Exercise instructions: Count how many lines of the material contain the string "square", then give that number and nothing more.

Extracted data:
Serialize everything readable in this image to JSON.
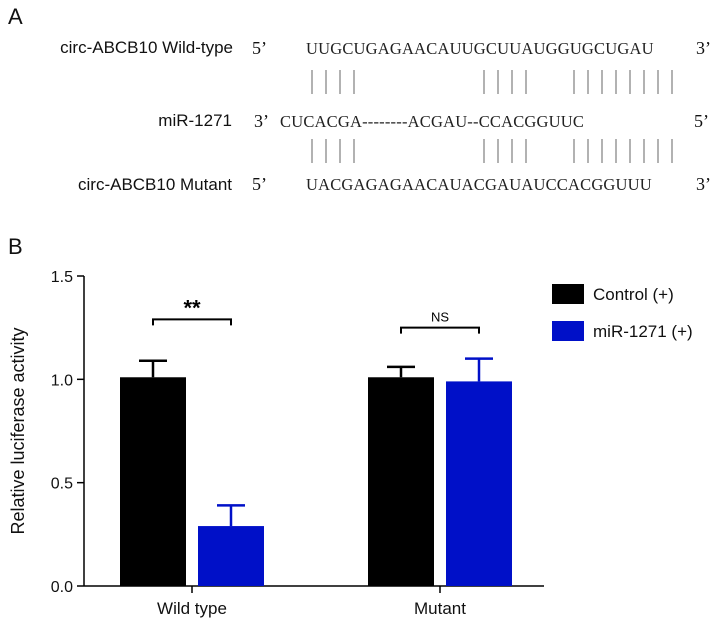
{
  "panel_a": {
    "letter": "A",
    "rows": [
      {
        "label": "circ-ABCB10 Wild-type",
        "left_end": "5’",
        "sequence": "UUGCUGAGAACAUUGCUUAUGGUGCUGAU",
        "right_end": "3’"
      },
      {
        "label": "miR-1271",
        "left_end": "3’",
        "sequence": "CUCACGA--------ACGAU--CCACGGUUC",
        "right_end": "5’"
      },
      {
        "label": "circ-ABCB10 Mutant",
        "left_end": "5’",
        "sequence": "UACGAGAGAACAUACGAUAUCCACGGUUU",
        "right_end": "3’"
      }
    ],
    "pair_groups": [
      4,
      4,
      8
    ]
  },
  "panel_b": {
    "letter": "B"
  },
  "chart_data": {
    "type": "bar",
    "title": "",
    "xlabel": "",
    "ylabel": "Relative luciferase activity",
    "ylim": [
      0,
      1.5
    ],
    "yticks": [
      "0.0",
      "0.5",
      "1.0",
      "1.5"
    ],
    "categories": [
      "Wild type",
      "Mutant"
    ],
    "series": [
      {
        "name": "Control (+)",
        "color": "#000000",
        "values": [
          1.01,
          1.01
        ],
        "errors": [
          0.08,
          0.05
        ]
      },
      {
        "name": "miR-1271 (+)",
        "color": "#0010c8",
        "values": [
          0.29,
          0.99
        ],
        "errors": [
          0.1,
          0.11
        ]
      }
    ],
    "significance": [
      {
        "category": "Wild type",
        "label": "**"
      },
      {
        "category": "Mutant",
        "label": "NS"
      }
    ],
    "legend_position": "top-right",
    "grid": false
  }
}
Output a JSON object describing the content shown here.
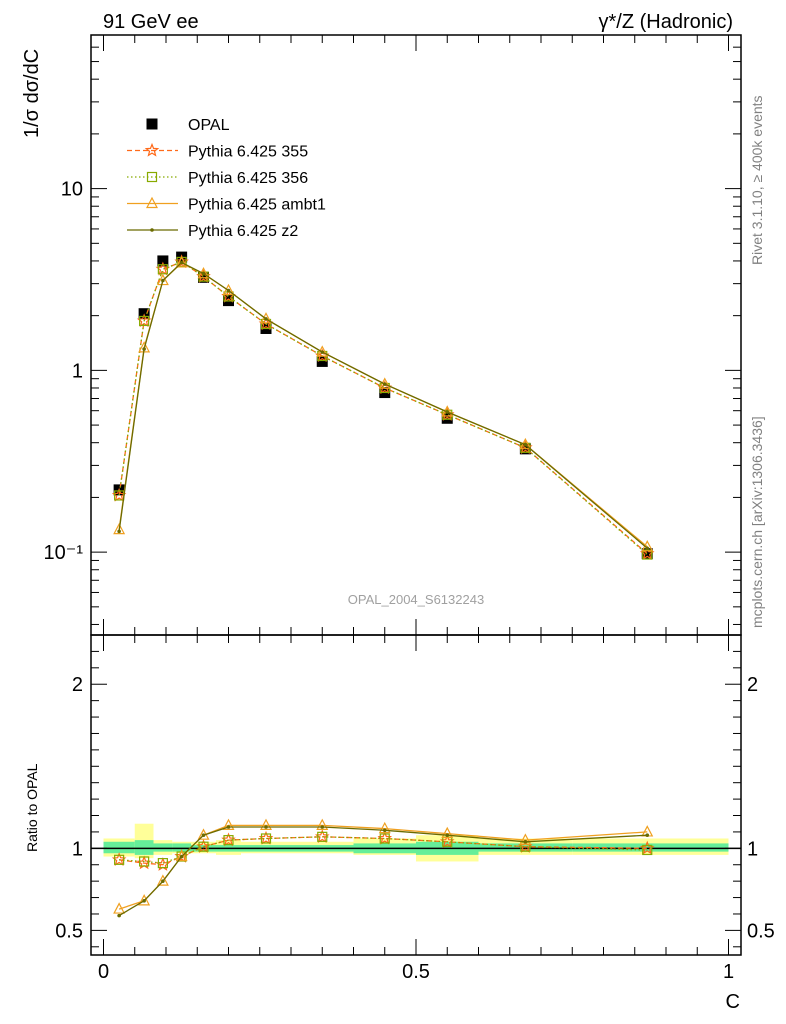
{
  "header": {
    "left": "91 GeV ee",
    "right": "γ*/Z (Hadronic)"
  },
  "side": {
    "rivet": "Rivet 3.1.10, ≥ 400k events",
    "mcplots": "mcplots.cern.ch [arXiv:1306.3436]"
  },
  "watermark": "OPAL_2004_S6132243",
  "chart_data": [
    {
      "type": "line",
      "panel": "main",
      "ylabel": "1/σ dσ/dC",
      "yscale": "log",
      "ylim": [
        0.035,
        70
      ],
      "xlim": [
        -0.02,
        1.02
      ],
      "ytick_labels": [
        "10⁻¹",
        "1",
        "10"
      ],
      "x": [
        0.025,
        0.065,
        0.095,
        0.125,
        0.16,
        0.2,
        0.26,
        0.35,
        0.45,
        0.55,
        0.675,
        0.87
      ],
      "xerr_bins": [
        [
          0.0,
          0.05
        ],
        [
          0.05,
          0.08
        ],
        [
          0.08,
          0.11
        ],
        [
          0.11,
          0.14
        ],
        [
          0.14,
          0.18
        ],
        [
          0.18,
          0.22
        ],
        [
          0.22,
          0.3
        ],
        [
          0.3,
          0.4
        ],
        [
          0.4,
          0.5
        ],
        [
          0.5,
          0.6
        ],
        [
          0.6,
          0.75
        ],
        [
          0.75,
          1.0
        ]
      ],
      "series": [
        {
          "name": "OPAL",
          "color": "#000000",
          "marker": "square-filled",
          "values": [
            0.22,
            2.05,
            4.0,
            4.2,
            3.25,
            2.42,
            1.7,
            1.12,
            0.755,
            0.545,
            0.37,
            0.098
          ]
        },
        {
          "name": "Pythia 6.425 355",
          "color": "#ff6a1a",
          "marker": "star",
          "dash": "dashed",
          "values": [
            0.205,
            1.87,
            3.6,
            3.95,
            3.28,
            2.55,
            1.8,
            1.2,
            0.8,
            0.57,
            0.375,
            0.098
          ]
        },
        {
          "name": "Pythia 6.425 356",
          "color": "#88aa00",
          "marker": "square-open",
          "dash": "dotted",
          "values": [
            0.205,
            1.87,
            3.6,
            3.95,
            3.28,
            2.55,
            1.8,
            1.2,
            0.8,
            0.57,
            0.375,
            0.097
          ]
        },
        {
          "name": "Pythia 6.425 ambt1",
          "color": "#f0a020",
          "marker": "triangle-open",
          "dash": "solid",
          "values": [
            0.133,
            1.33,
            3.12,
            3.9,
            3.4,
            2.75,
            1.92,
            1.26,
            0.84,
            0.59,
            0.39,
            0.107
          ]
        },
        {
          "name": "Pythia 6.425 z2",
          "color": "#6b6b00",
          "marker": "dot",
          "dash": "solid",
          "values": [
            0.13,
            1.31,
            3.12,
            3.92,
            3.41,
            2.75,
            1.92,
            1.26,
            0.84,
            0.59,
            0.39,
            0.105
          ]
        }
      ],
      "legend_position": "top-left"
    },
    {
      "type": "line",
      "panel": "ratio",
      "xlabel": "C",
      "ylabel": "Ratio to OPAL",
      "ylim": [
        0.35,
        2.3
      ],
      "yticks": [
        0.5,
        1,
        2
      ],
      "ytick_labels": [
        "0.5",
        "1",
        "2"
      ],
      "xticks": [
        0,
        0.5,
        1
      ],
      "xtick_labels": [
        "0",
        "0.5",
        "1"
      ],
      "reference_line": 1,
      "band_outer": [
        [
          0.0,
          0.05,
          0.95,
          1.06
        ],
        [
          0.05,
          0.08,
          0.94,
          1.15
        ],
        [
          0.08,
          0.11,
          0.96,
          1.05
        ],
        [
          0.11,
          0.14,
          0.97,
          1.04
        ],
        [
          0.14,
          0.18,
          0.97,
          1.04
        ],
        [
          0.18,
          0.22,
          0.96,
          1.05
        ],
        [
          0.22,
          0.3,
          0.97,
          1.04
        ],
        [
          0.3,
          0.4,
          0.97,
          1.04
        ],
        [
          0.4,
          0.5,
          0.96,
          1.06
        ],
        [
          0.5,
          0.6,
          0.92,
          1.08
        ],
        [
          0.6,
          0.75,
          0.96,
          1.06
        ],
        [
          0.75,
          1.0,
          0.96,
          1.06
        ]
      ],
      "band_inner": [
        [
          0.0,
          0.05,
          0.97,
          1.04
        ],
        [
          0.05,
          0.08,
          0.96,
          1.05
        ],
        [
          0.08,
          0.11,
          0.98,
          1.03
        ],
        [
          0.11,
          0.14,
          0.98,
          1.03
        ],
        [
          0.14,
          0.18,
          0.98,
          1.02
        ],
        [
          0.18,
          0.22,
          0.98,
          1.02
        ],
        [
          0.22,
          0.3,
          0.98,
          1.02
        ],
        [
          0.3,
          0.4,
          0.98,
          1.02
        ],
        [
          0.4,
          0.5,
          0.97,
          1.03
        ],
        [
          0.5,
          0.6,
          0.96,
          1.04
        ],
        [
          0.6,
          0.75,
          0.98,
          1.03
        ],
        [
          0.75,
          1.0,
          0.98,
          1.03
        ]
      ],
      "series": [
        {
          "name": "Pythia 6.425 355",
          "color": "#ff6a1a",
          "values": [
            0.93,
            0.91,
            0.9,
            0.95,
            1.01,
            1.05,
            1.06,
            1.07,
            1.06,
            1.04,
            1.01,
            1.0
          ]
        },
        {
          "name": "Pythia 6.425 356",
          "color": "#88aa00",
          "values": [
            0.93,
            0.92,
            0.91,
            0.95,
            1.01,
            1.05,
            1.06,
            1.07,
            1.06,
            1.04,
            1.01,
            0.99
          ]
        },
        {
          "name": "Pythia 6.425 ambt1",
          "color": "#f0a020",
          "values": [
            0.63,
            0.68,
            0.8,
            0.95,
            1.08,
            1.14,
            1.14,
            1.14,
            1.12,
            1.09,
            1.05,
            1.1
          ]
        },
        {
          "name": "Pythia 6.425 z2",
          "color": "#6b6b00",
          "values": [
            0.59,
            0.68,
            0.8,
            0.95,
            1.08,
            1.13,
            1.13,
            1.13,
            1.11,
            1.08,
            1.04,
            1.08
          ]
        }
      ]
    }
  ]
}
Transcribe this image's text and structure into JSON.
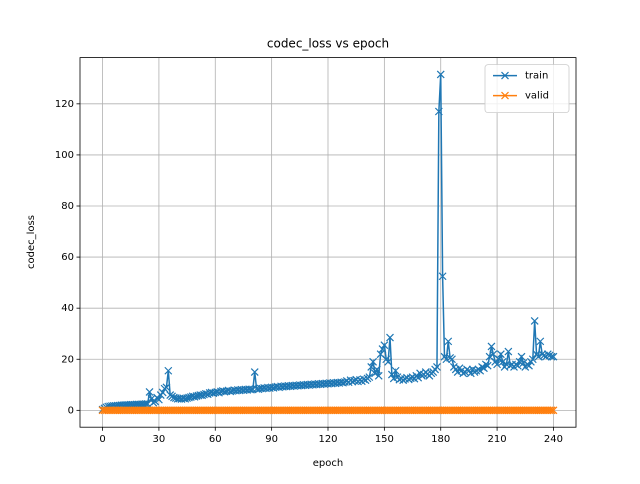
{
  "chart_data": {
    "type": "line",
    "title": "codec_loss vs epoch",
    "x_label": "epoch",
    "y_label": "codec_loss",
    "x": [
      0,
      1,
      2,
      3,
      4,
      5,
      6,
      7,
      8,
      9,
      10,
      11,
      12,
      13,
      14,
      15,
      16,
      17,
      18,
      19,
      20,
      21,
      22,
      23,
      24,
      25,
      26,
      27,
      28,
      29,
      30,
      31,
      32,
      33,
      34,
      35,
      36,
      37,
      38,
      39,
      40,
      41,
      42,
      43,
      44,
      45,
      46,
      47,
      48,
      49,
      50,
      51,
      52,
      53,
      54,
      55,
      56,
      57,
      58,
      59,
      60,
      61,
      62,
      63,
      64,
      65,
      66,
      67,
      68,
      69,
      70,
      71,
      72,
      73,
      74,
      75,
      76,
      77,
      78,
      79,
      80,
      81,
      82,
      83,
      84,
      85,
      86,
      87,
      88,
      89,
      90,
      91,
      92,
      93,
      94,
      95,
      96,
      97,
      98,
      99,
      100,
      101,
      102,
      103,
      104,
      105,
      106,
      107,
      108,
      109,
      110,
      111,
      112,
      113,
      114,
      115,
      116,
      117,
      118,
      119,
      120,
      121,
      122,
      123,
      124,
      125,
      126,
      127,
      128,
      129,
      130,
      131,
      132,
      133,
      134,
      135,
      136,
      137,
      138,
      139,
      140,
      141,
      142,
      143,
      144,
      145,
      146,
      147,
      148,
      149,
      150,
      151,
      152,
      153,
      154,
      155,
      156,
      157,
      158,
      159,
      160,
      161,
      162,
      163,
      164,
      165,
      166,
      167,
      168,
      169,
      170,
      171,
      172,
      173,
      174,
      175,
      176,
      177,
      178,
      179,
      180,
      181,
      182,
      183,
      184,
      185,
      186,
      187,
      188,
      189,
      190,
      191,
      192,
      193,
      194,
      195,
      196,
      197,
      198,
      199,
      200,
      201,
      202,
      203,
      204,
      205,
      206,
      207,
      208,
      209,
      210,
      211,
      212,
      213,
      214,
      215,
      216,
      217,
      218,
      219,
      220,
      221,
      222,
      223,
      224,
      225,
      226,
      227,
      228,
      229,
      230,
      231,
      232,
      233,
      234,
      235,
      236,
      237,
      238,
      239,
      240
    ],
    "series": [
      {
        "name": "train",
        "color": "#1f77b4",
        "values": [
          0.3,
          0.8,
          1.2,
          1.5,
          1.6,
          1.7,
          1.8,
          1.8,
          1.9,
          1.9,
          2.0,
          2.0,
          2.1,
          2.1,
          2.1,
          2.2,
          2.2,
          2.2,
          2.3,
          2.3,
          2.3,
          2.4,
          2.4,
          2.5,
          2.5,
          7.2,
          4.5,
          3.0,
          3.5,
          5.0,
          4.2,
          6.0,
          7.0,
          8.5,
          9.0,
          15.5,
          6.0,
          5.5,
          5.0,
          4.8,
          4.5,
          4.6,
          4.4,
          4.7,
          4.5,
          4.8,
          5.0,
          5.2,
          5.5,
          5.3,
          5.6,
          5.8,
          6.0,
          5.9,
          6.2,
          6.5,
          6.3,
          6.8,
          7.0,
          6.7,
          7.0,
          7.2,
          6.9,
          7.4,
          7.6,
          7.3,
          7.5,
          7.8,
          7.4,
          7.6,
          7.9,
          7.7,
          8.0,
          7.8,
          8.1,
          7.9,
          8.2,
          8.0,
          8.3,
          8.1,
          8.2,
          15.0,
          8.4,
          8.3,
          8.6,
          8.5,
          8.8,
          8.6,
          8.9,
          8.7,
          9.0,
          8.8,
          9.1,
          9.3,
          9.0,
          9.4,
          9.2,
          9.5,
          9.3,
          9.6,
          9.4,
          9.7,
          9.5,
          9.8,
          9.6,
          9.9,
          9.7,
          10.0,
          9.8,
          10.1,
          9.9,
          10.2,
          10.0,
          10.3,
          10.1,
          10.4,
          10.2,
          10.5,
          10.3,
          10.6,
          10.4,
          10.7,
          10.5,
          10.8,
          10.6,
          10.9,
          10.7,
          11.0,
          10.8,
          11.1,
          11.5,
          11.0,
          11.8,
          11.2,
          11.6,
          12.0,
          11.3,
          11.9,
          11.4,
          12.2,
          11.8,
          12.5,
          13.0,
          17.0,
          19.0,
          14.5,
          16.0,
          13.5,
          22.0,
          24.0,
          25.5,
          20.0,
          19.0,
          28.5,
          14.0,
          12.5,
          15.5,
          13.0,
          12.0,
          12.5,
          11.8,
          12.3,
          12.8,
          12.1,
          12.6,
          13.0,
          12.4,
          13.5,
          12.8,
          14.5,
          13.5,
          14.0,
          15.0,
          14.2,
          13.5,
          14.5,
          15.0,
          16.0,
          17.0,
          117.0,
          131.5,
          52.5,
          21.0,
          20.0,
          27.0,
          20.5,
          20.0,
          17.0,
          16.0,
          15.0,
          16.5,
          15.5,
          14.5,
          15.0,
          16.0,
          15.5,
          14.5,
          16.0,
          15.0,
          15.5,
          16.0,
          15.5,
          17.0,
          16.5,
          18.0,
          17.5,
          21.0,
          25.0,
          22.0,
          19.0,
          18.0,
          20.0,
          22.0,
          19.0,
          17.0,
          18.0,
          23.0,
          17.5,
          18.0,
          17.0,
          18.0,
          17.5,
          19.0,
          21.0,
          18.5,
          17.0,
          18.0,
          17.5,
          19.0,
          20.0,
          35.0,
          22.0,
          21.0,
          27.0,
          22.0,
          21.5,
          21.0,
          22.0,
          21.5,
          21.0,
          21.0
        ]
      },
      {
        "name": "valid",
        "color": "#ff7f0e",
        "values": [
          0,
          0,
          0,
          0,
          0,
          0,
          0,
          0,
          0,
          0,
          0,
          0,
          0,
          0,
          0,
          0,
          0,
          0,
          0,
          0,
          0,
          0,
          0,
          0,
          0,
          0,
          0,
          0,
          0,
          0,
          0,
          0,
          0,
          0,
          0,
          0,
          0,
          0,
          0,
          0,
          0,
          0,
          0,
          0,
          0,
          0,
          0,
          0,
          0,
          0,
          0,
          0,
          0,
          0,
          0,
          0,
          0,
          0,
          0,
          0,
          0,
          0,
          0,
          0,
          0,
          0,
          0,
          0,
          0,
          0,
          0,
          0,
          0,
          0,
          0,
          0,
          0,
          0,
          0,
          0,
          0,
          0,
          0,
          0,
          0,
          0,
          0,
          0,
          0,
          0,
          0,
          0,
          0,
          0,
          0,
          0,
          0,
          0,
          0,
          0,
          0,
          0,
          0,
          0,
          0,
          0,
          0,
          0,
          0,
          0,
          0,
          0,
          0,
          0,
          0,
          0,
          0,
          0,
          0,
          0,
          0,
          0,
          0,
          0,
          0,
          0,
          0,
          0,
          0,
          0,
          0,
          0,
          0,
          0,
          0,
          0,
          0,
          0,
          0,
          0,
          0,
          0,
          0,
          0,
          0,
          0,
          0,
          0,
          0,
          0,
          0,
          0,
          0,
          0,
          0,
          0,
          0,
          0,
          0,
          0,
          0,
          0,
          0,
          0,
          0,
          0,
          0,
          0,
          0,
          0,
          0,
          0,
          0,
          0,
          0,
          0,
          0,
          0,
          0,
          0,
          0,
          0,
          0,
          0,
          0,
          0,
          0,
          0,
          0,
          0,
          0,
          0,
          0,
          0,
          0,
          0,
          0,
          0,
          0,
          0,
          0,
          0,
          0,
          0,
          0,
          0,
          0,
          0,
          0,
          0,
          0,
          0,
          0,
          0,
          0,
          0,
          0,
          0,
          0,
          0,
          0,
          0,
          0,
          0,
          0,
          0,
          0,
          0,
          0,
          0,
          0,
          0,
          0,
          0,
          0,
          0,
          0,
          0,
          0,
          0,
          0
        ]
      }
    ],
    "xlim": [
      -12,
      252
    ],
    "ylim": [
      -6.6,
      138.1
    ],
    "xticks": [
      0,
      30,
      60,
      90,
      120,
      150,
      180,
      210,
      240
    ],
    "yticks": [
      0,
      20,
      40,
      60,
      80,
      100,
      120
    ],
    "grid": true,
    "legend": "upper right",
    "marker": "x"
  }
}
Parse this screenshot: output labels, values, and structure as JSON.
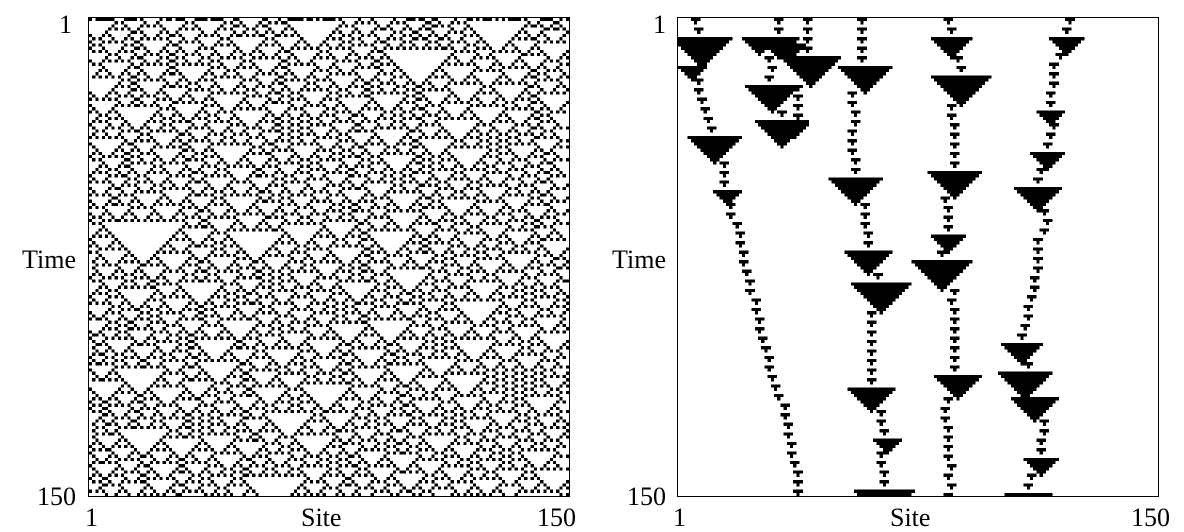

Final answer: 2